Supplied records:
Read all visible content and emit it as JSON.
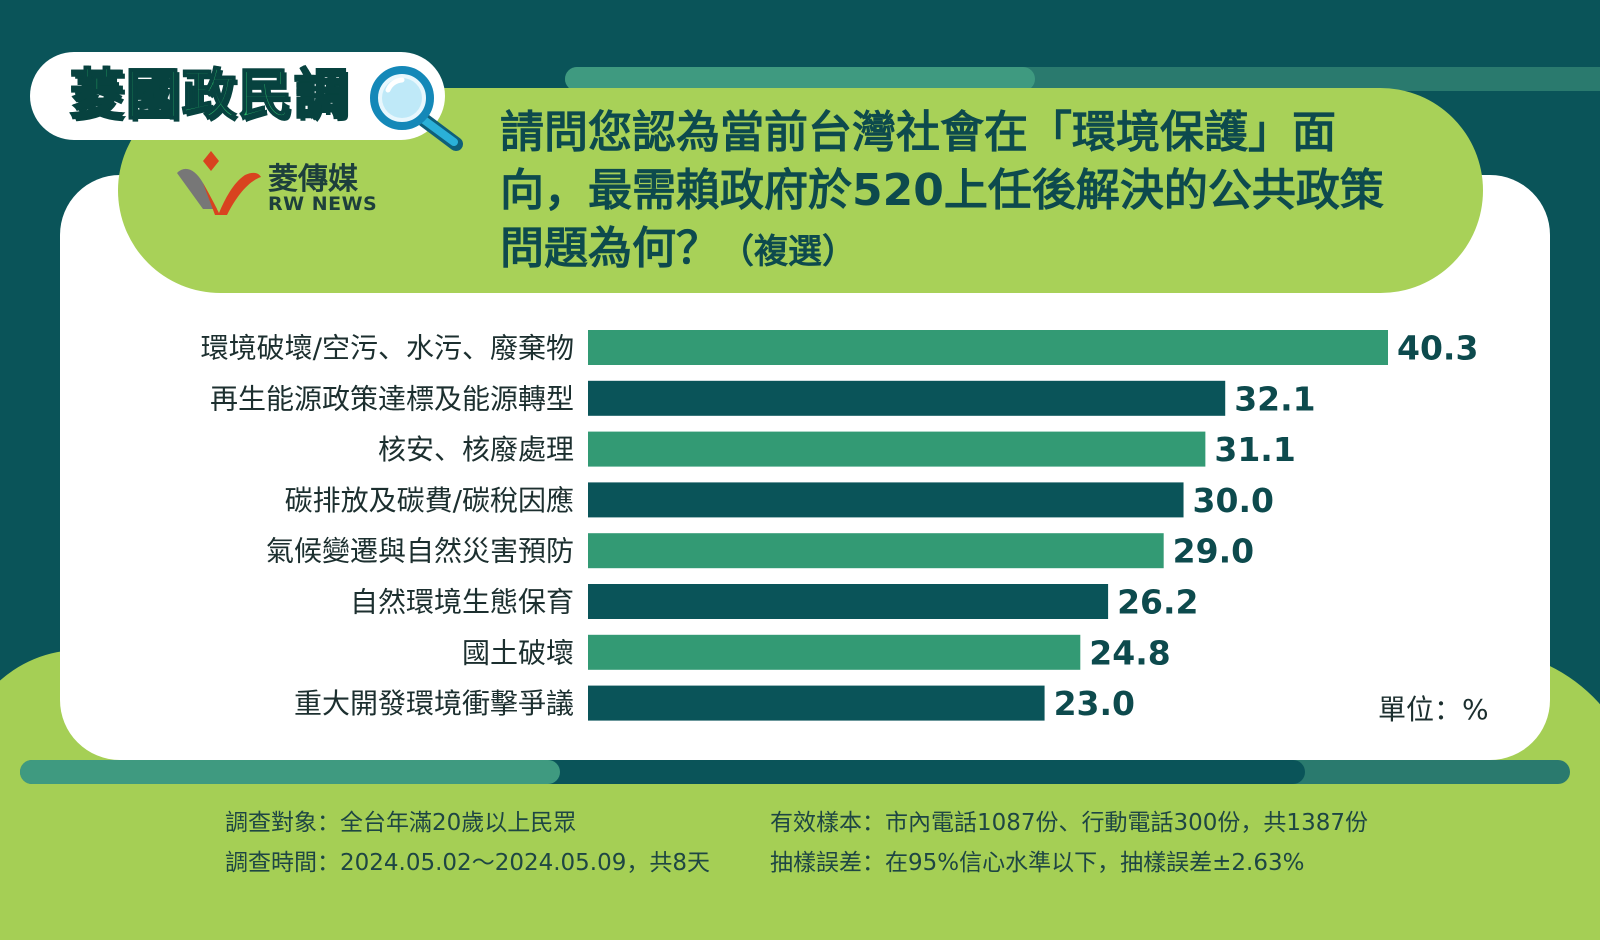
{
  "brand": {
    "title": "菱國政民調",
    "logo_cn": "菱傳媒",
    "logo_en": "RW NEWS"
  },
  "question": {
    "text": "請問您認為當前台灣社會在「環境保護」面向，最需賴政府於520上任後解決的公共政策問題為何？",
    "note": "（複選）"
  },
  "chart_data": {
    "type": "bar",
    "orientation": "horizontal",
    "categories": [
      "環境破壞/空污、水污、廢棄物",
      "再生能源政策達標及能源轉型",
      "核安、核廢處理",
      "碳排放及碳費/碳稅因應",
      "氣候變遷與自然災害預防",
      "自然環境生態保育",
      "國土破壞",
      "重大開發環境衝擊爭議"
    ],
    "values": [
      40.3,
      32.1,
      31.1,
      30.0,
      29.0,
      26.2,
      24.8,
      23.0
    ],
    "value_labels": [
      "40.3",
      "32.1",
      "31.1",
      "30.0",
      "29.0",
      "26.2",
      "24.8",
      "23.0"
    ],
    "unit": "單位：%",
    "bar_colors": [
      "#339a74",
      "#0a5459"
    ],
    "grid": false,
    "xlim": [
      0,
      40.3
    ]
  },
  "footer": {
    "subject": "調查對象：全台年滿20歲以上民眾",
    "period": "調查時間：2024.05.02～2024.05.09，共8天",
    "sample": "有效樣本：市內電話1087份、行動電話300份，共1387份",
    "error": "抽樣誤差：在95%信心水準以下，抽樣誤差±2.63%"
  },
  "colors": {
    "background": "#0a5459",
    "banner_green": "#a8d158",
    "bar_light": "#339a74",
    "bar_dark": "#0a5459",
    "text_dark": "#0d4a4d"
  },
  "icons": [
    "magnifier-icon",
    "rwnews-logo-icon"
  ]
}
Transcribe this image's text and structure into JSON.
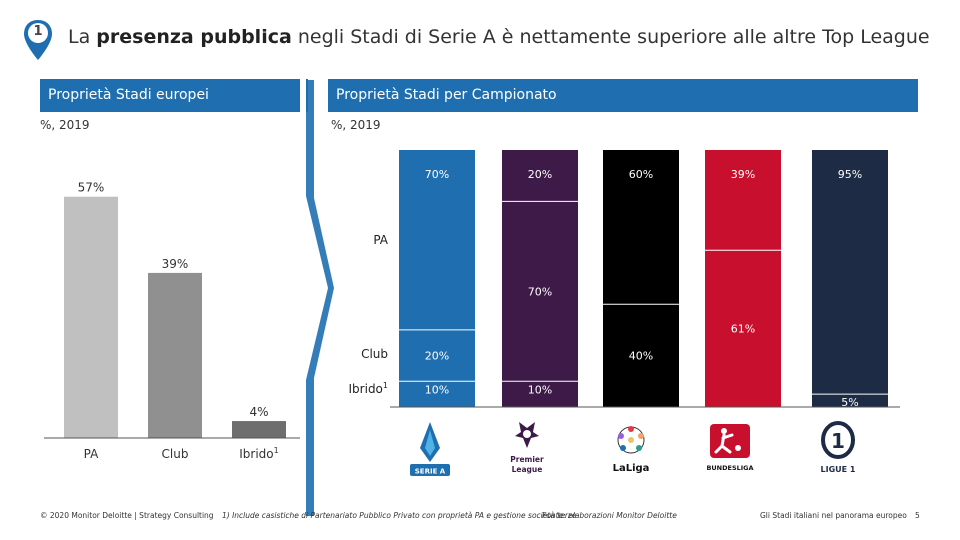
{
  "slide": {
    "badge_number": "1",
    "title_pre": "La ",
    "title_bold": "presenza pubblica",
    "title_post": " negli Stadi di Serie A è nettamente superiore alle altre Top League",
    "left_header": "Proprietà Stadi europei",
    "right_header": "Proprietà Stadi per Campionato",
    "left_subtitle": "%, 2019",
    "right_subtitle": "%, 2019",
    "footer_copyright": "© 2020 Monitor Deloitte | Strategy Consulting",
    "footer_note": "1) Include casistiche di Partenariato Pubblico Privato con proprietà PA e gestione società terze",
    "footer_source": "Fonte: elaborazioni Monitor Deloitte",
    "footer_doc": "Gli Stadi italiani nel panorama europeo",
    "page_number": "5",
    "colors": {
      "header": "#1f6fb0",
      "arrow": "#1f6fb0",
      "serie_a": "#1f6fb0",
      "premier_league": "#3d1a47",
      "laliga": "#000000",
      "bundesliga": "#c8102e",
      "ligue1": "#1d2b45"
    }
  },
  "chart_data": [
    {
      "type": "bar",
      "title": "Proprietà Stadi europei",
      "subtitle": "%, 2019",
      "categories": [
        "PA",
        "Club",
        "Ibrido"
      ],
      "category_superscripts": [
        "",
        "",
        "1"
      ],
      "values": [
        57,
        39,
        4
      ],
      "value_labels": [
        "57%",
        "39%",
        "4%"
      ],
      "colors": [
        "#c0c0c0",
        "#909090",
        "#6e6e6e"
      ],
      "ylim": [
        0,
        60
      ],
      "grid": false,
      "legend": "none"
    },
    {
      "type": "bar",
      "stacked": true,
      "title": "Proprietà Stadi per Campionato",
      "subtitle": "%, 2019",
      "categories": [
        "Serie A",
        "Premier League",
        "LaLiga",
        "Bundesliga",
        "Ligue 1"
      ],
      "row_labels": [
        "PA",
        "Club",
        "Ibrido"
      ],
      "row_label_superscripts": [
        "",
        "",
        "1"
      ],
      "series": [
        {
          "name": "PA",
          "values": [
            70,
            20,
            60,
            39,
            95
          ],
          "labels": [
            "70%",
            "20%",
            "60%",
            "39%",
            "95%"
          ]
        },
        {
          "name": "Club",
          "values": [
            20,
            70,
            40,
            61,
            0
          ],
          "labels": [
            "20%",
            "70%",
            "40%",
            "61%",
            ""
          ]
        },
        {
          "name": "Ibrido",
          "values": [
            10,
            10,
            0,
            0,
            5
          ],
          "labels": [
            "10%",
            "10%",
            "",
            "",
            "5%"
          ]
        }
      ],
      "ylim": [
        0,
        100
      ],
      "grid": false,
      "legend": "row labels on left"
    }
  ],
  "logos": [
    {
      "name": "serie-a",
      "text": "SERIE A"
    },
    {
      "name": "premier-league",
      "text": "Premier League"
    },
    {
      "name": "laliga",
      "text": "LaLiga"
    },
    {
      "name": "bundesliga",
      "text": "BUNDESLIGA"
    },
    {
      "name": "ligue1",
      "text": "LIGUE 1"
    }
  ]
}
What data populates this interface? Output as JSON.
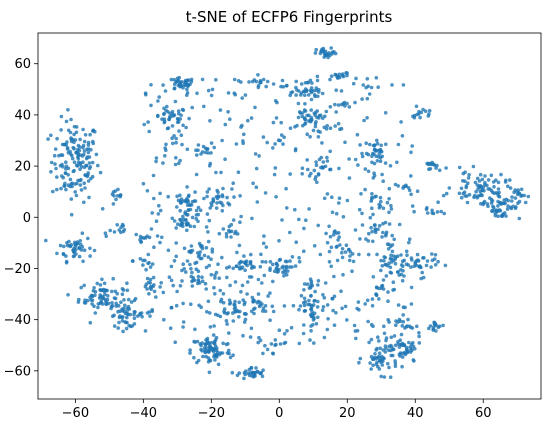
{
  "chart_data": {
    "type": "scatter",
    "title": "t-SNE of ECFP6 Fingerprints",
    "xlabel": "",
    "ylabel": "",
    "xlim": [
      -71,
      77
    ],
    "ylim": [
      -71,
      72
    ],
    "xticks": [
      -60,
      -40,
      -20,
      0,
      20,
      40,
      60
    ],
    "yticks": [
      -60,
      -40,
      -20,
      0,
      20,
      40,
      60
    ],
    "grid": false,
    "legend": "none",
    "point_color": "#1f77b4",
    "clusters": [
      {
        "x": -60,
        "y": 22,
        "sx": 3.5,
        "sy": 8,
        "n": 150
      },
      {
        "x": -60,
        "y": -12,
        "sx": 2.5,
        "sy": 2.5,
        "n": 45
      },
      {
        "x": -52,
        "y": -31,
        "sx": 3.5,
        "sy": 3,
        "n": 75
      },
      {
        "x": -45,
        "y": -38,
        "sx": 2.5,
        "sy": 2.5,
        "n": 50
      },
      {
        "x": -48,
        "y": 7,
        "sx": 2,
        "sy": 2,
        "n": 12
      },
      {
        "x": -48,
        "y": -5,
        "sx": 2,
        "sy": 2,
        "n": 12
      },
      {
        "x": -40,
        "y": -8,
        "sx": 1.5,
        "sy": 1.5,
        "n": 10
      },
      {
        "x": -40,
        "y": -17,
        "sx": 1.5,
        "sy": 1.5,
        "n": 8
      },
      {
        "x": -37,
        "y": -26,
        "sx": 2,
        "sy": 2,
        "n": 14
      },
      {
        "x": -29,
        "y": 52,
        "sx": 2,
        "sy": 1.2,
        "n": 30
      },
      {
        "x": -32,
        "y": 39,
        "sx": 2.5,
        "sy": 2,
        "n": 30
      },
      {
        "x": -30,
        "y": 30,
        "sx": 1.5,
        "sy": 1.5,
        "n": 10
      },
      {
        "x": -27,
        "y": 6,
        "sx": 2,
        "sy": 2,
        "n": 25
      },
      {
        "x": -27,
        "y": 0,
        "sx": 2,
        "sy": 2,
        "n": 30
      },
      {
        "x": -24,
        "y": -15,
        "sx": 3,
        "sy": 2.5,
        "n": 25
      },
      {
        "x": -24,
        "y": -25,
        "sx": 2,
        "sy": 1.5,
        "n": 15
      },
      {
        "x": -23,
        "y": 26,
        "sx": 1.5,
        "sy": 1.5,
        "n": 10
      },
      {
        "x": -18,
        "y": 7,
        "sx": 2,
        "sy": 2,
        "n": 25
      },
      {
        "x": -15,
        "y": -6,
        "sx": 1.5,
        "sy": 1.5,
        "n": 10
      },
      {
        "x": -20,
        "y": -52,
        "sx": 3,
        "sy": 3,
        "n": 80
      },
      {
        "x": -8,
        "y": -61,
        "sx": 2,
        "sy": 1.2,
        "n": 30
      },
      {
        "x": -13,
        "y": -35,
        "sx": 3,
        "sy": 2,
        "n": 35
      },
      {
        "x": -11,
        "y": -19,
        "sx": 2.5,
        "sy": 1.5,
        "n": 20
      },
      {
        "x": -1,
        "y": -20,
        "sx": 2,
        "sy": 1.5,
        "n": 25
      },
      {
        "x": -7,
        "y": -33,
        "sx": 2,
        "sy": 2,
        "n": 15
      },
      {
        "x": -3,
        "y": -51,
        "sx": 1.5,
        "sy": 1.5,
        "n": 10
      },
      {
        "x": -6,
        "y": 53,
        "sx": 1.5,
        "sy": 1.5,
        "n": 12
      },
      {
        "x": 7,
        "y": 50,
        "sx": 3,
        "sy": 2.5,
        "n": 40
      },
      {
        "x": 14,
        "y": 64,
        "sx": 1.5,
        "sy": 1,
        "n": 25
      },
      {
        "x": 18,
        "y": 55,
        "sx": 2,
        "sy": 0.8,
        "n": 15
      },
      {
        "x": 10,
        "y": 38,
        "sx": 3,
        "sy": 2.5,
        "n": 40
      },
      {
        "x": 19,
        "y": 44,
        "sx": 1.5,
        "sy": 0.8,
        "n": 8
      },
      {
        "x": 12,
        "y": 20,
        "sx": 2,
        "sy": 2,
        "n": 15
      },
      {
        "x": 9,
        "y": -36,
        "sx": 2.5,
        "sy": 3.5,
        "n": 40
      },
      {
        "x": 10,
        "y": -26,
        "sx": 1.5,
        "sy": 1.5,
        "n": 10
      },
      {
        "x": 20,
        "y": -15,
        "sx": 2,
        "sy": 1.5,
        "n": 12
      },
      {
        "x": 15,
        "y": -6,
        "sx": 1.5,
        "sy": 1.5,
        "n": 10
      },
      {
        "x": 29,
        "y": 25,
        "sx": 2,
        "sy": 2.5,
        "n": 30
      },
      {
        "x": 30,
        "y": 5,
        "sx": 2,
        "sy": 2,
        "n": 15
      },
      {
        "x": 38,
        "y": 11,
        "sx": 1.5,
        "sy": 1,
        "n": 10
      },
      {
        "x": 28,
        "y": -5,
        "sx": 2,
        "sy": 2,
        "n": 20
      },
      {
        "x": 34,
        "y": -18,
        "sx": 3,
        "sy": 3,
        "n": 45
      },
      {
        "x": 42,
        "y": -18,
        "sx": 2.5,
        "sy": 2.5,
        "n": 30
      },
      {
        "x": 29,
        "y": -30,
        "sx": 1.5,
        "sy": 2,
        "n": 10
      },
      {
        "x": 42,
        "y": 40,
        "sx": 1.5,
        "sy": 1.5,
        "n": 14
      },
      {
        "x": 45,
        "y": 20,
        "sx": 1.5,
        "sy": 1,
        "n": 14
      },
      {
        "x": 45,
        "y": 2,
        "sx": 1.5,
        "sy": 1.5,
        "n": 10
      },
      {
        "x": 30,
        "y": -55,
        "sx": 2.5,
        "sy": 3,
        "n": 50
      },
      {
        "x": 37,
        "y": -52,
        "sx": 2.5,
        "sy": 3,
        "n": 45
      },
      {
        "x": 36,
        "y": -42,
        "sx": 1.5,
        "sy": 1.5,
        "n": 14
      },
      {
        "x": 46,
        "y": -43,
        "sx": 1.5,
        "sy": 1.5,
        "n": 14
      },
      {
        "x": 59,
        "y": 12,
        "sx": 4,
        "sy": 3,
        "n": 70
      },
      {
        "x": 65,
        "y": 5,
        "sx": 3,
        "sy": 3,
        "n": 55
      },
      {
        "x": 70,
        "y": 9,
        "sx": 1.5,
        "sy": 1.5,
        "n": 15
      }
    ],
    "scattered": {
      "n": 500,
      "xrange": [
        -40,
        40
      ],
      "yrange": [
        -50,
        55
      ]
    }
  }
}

What you should do: The answer is a single number: how many lines include the word "Monitor"?

Task answer: 2